**Exercise requirements:**
Once the pictures are set aside, transcribe the remaining data exactly.

____

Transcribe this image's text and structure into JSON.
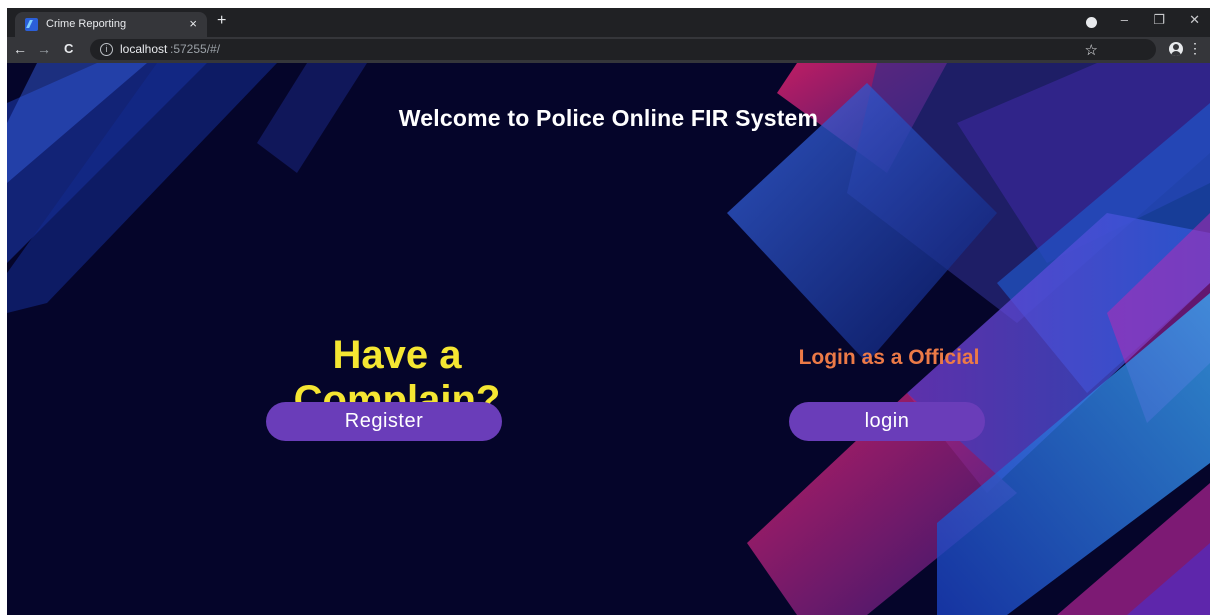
{
  "browser": {
    "tab_title": "Crime Reporting",
    "tab_close": "×",
    "new_tab": "+",
    "window_controls": {
      "minimize": "–",
      "maximize": "❐",
      "close": "✕"
    },
    "nav": {
      "back": "←",
      "forward": "→",
      "reload": "C"
    },
    "info_icon": "i",
    "url_host": "localhost",
    "url_rest": ":57255/#/",
    "star": "☆",
    "menu": "⋮"
  },
  "page": {
    "title": "Welcome to Police Online FIR System",
    "complain_heading": "Have a Complain?",
    "register_label": "Register",
    "official_heading": "Login as a Official",
    "login_label": "login"
  },
  "colors": {
    "background": "#05052a",
    "complain_heading": "#f5e632",
    "official_heading": "#ec7a47",
    "button": "#6a3db9",
    "title": "#ffffff"
  }
}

____

**Final answer:**
Transcribe this image's text and structure into JSON.
{
  "browser": {
    "tab_title": "Crime Reporting",
    "tab_close": "×",
    "new_tab": "+",
    "window_controls": {
      "minimize": "–",
      "maximize": "❐",
      "close": "✕"
    },
    "nav": {
      "back": "←",
      "forward": "→",
      "reload": "C"
    },
    "info_icon": "i",
    "url_host": "localhost",
    "url_rest": ":57255/#/",
    "star": "☆",
    "menu": "⋮"
  },
  "page": {
    "title": "Welcome to Police Online FIR System",
    "complain_heading": "Have a Complain?",
    "register_label": "Register",
    "official_heading": "Login as a Official",
    "login_label": "login"
  },
  "colors": {
    "background": "#05052a",
    "complain_heading": "#f5e632",
    "official_heading": "#ec7a47",
    "button": "#6a3db9",
    "title": "#ffffff"
  }
}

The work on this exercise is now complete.